— start of Recorded data —
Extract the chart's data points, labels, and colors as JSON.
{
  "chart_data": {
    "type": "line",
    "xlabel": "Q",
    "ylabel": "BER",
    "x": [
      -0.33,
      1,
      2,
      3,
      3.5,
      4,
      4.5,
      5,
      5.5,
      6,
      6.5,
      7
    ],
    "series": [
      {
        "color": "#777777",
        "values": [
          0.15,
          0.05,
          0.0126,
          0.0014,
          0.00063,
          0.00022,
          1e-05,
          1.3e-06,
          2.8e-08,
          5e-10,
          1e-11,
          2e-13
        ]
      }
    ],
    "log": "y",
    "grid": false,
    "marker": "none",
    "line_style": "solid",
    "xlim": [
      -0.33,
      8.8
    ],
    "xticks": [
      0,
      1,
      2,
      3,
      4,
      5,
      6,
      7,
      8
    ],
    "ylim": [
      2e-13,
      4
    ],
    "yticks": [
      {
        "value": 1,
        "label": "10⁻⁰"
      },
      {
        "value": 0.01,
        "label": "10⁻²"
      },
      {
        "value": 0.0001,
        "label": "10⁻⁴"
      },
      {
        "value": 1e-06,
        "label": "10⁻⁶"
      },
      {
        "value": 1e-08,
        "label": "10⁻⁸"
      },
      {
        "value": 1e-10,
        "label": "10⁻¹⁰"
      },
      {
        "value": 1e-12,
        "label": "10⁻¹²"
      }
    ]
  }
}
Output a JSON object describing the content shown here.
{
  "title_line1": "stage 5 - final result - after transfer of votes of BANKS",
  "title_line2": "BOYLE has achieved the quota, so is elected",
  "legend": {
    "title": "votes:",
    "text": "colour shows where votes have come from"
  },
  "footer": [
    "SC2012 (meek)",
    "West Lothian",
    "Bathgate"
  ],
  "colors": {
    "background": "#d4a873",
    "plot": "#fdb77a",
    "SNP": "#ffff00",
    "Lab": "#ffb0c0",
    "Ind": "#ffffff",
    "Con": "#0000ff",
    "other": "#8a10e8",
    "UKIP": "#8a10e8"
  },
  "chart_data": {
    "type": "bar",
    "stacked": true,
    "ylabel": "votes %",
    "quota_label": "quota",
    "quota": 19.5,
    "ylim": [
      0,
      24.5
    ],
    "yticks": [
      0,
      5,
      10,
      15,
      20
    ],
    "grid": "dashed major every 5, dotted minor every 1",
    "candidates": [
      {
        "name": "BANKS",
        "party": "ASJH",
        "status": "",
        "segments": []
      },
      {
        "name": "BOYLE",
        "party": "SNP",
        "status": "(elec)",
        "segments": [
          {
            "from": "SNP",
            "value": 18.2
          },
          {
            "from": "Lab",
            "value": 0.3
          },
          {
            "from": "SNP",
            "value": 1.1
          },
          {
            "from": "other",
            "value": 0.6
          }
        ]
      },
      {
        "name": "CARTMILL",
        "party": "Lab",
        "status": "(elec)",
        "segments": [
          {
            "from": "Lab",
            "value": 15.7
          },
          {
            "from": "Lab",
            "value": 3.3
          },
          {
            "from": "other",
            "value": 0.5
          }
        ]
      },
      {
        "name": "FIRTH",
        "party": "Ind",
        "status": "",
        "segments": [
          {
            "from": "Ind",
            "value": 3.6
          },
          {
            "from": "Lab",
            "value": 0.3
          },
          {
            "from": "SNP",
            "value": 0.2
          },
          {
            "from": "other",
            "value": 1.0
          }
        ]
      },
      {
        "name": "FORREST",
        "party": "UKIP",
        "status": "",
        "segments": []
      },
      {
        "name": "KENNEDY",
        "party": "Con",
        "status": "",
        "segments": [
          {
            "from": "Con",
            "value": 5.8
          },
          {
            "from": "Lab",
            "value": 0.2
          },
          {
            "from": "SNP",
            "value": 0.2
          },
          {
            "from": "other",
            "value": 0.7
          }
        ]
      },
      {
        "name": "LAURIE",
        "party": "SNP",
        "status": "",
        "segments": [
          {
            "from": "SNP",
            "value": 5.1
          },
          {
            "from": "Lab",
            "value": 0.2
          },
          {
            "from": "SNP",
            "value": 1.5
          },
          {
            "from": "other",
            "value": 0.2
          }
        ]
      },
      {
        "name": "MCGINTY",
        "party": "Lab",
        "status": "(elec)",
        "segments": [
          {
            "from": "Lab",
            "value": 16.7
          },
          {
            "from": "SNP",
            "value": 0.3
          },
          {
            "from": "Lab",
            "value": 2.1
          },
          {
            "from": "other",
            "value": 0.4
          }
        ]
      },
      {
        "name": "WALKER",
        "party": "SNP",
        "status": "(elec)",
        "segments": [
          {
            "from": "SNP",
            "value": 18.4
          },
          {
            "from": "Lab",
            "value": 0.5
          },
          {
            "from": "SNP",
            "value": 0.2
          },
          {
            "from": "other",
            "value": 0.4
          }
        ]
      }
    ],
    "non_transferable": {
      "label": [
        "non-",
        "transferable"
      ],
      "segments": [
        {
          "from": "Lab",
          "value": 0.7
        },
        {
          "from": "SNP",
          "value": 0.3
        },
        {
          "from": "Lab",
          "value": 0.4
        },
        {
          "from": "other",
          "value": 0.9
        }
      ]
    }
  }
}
— end of Recorded data —
◆ What the task requires: Repeat the data in its entirety, character for character.

◆ Problem solution:
Extract the chart's data points, labels, and colors as JSON.
{
  "chart_data": {
    "type": "line",
    "xlabel": "Q",
    "ylabel": "BER",
    "x": [
      -0.33,
      1,
      2,
      3,
      3.5,
      4,
      4.5,
      5,
      5.5,
      6,
      6.5,
      7
    ],
    "series": [
      {
        "color": "#777777",
        "values": [
          0.15,
          0.05,
          0.0126,
          0.0014,
          0.00063,
          0.00022,
          1e-05,
          1.3e-06,
          2.8e-08,
          5e-10,
          1e-11,
          2e-13
        ]
      }
    ],
    "log": "y",
    "grid": false,
    "marker": "none",
    "line_style": "solid",
    "xlim": [
      -0.33,
      8.8
    ],
    "xticks": [
      0,
      1,
      2,
      3,
      4,
      5,
      6,
      7,
      8
    ],
    "ylim": [
      2e-13,
      4
    ],
    "yticks": [
      {
        "value": 1,
        "label": "10⁻⁰"
      },
      {
        "value": 0.01,
        "label": "10⁻²"
      },
      {
        "value": 0.0001,
        "label": "10⁻⁴"
      },
      {
        "value": 1e-06,
        "label": "10⁻⁶"
      },
      {
        "value": 1e-08,
        "label": "10⁻⁸"
      },
      {
        "value": 1e-10,
        "label": "10⁻¹⁰"
      },
      {
        "value": 1e-12,
        "label": "10⁻¹²"
      }
    ]
  }
}
Output a JSON object describing the content shown here.
{
  "title_line1": "stage 5 - final result - after transfer of votes of BANKS",
  "title_line2": "BOYLE has achieved the quota, so is elected",
  "legend": {
    "title": "votes:",
    "text": "colour shows where votes have come from"
  },
  "footer": [
    "SC2012 (meek)",
    "West Lothian",
    "Bathgate"
  ],
  "colors": {
    "background": "#d4a873",
    "plot": "#fdb77a",
    "SNP": "#ffff00",
    "Lab": "#ffb0c0",
    "Ind": "#ffffff",
    "Con": "#0000ff",
    "other": "#8a10e8",
    "UKIP": "#8a10e8"
  },
  "chart_data": {
    "type": "bar",
    "stacked": true,
    "ylabel": "votes %",
    "quota_label": "quota",
    "quota": 19.5,
    "ylim": [
      0,
      24.5
    ],
    "yticks": [
      0,
      5,
      10,
      15,
      20
    ],
    "grid": "dashed major every 5, dotted minor every 1",
    "candidates": [
      {
        "name": "BANKS",
        "party": "ASJH",
        "status": "",
        "segments": []
      },
      {
        "name": "BOYLE",
        "party": "SNP",
        "status": "(elec)",
        "segments": [
          {
            "from": "SNP",
            "value": 18.2
          },
          {
            "from": "Lab",
            "value": 0.3
          },
          {
            "from": "SNP",
            "value": 1.1
          },
          {
            "from": "other",
            "value": 0.6
          }
        ]
      },
      {
        "name": "CARTMILL",
        "party": "Lab",
        "status": "(elec)",
        "segments": [
          {
            "from": "Lab",
            "value": 15.7
          },
          {
            "from": "Lab",
            "value": 3.3
          },
          {
            "from": "other",
            "value": 0.5
          }
        ]
      },
      {
        "name": "FIRTH",
        "party": "Ind",
        "status": "",
        "segments": [
          {
            "from": "Ind",
            "value": 3.6
          },
          {
            "from": "Lab",
            "value": 0.3
          },
          {
            "from": "SNP",
            "value": 0.2
          },
          {
            "from": "other",
            "value": 1.0
          }
        ]
      },
      {
        "name": "FORREST",
        "party": "UKIP",
        "status": "",
        "segments": []
      },
      {
        "name": "KENNEDY",
        "party": "Con",
        "status": "",
        "segments": [
          {
            "from": "Con",
            "value": 5.8
          },
          {
            "from": "Lab",
            "value": 0.2
          },
          {
            "from": "SNP",
            "value": 0.2
          },
          {
            "from": "other",
            "value": 0.7
          }
        ]
      },
      {
        "name": "LAURIE",
        "party": "SNP",
        "status": "",
        "segments": [
          {
            "from": "SNP",
            "value": 5.1
          },
          {
            "from": "Lab",
            "value": 0.2
          },
          {
            "from": "SNP",
            "value": 1.5
          },
          {
            "from": "other",
            "value": 0.2
          }
        ]
      },
      {
        "name": "MCGINTY",
        "party": "Lab",
        "status": "(elec)",
        "segments": [
          {
            "from": "Lab",
            "value": 16.7
          },
          {
            "from": "SNP",
            "value": 0.3
          },
          {
            "from": "Lab",
            "value": 2.1
          },
          {
            "from": "other",
            "value": 0.4
          }
        ]
      },
      {
        "name": "WALKER",
        "party": "SNP",
        "status": "(elec)",
        "segments": [
          {
            "from": "SNP",
            "value": 18.4
          },
          {
            "from": "Lab",
            "value": 0.5
          },
          {
            "from": "SNP",
            "value": 0.2
          },
          {
            "from": "other",
            "value": 0.4
          }
        ]
      }
    ],
    "non_transferable": {
      "label": [
        "non-",
        "transferable"
      ],
      "segments": [
        {
          "from": "Lab",
          "value": 0.7
        },
        {
          "from": "SNP",
          "value": 0.3
        },
        {
          "from": "Lab",
          "value": 0.4
        },
        {
          "from": "other",
          "value": 0.9
        }
      ]
    }
  }
}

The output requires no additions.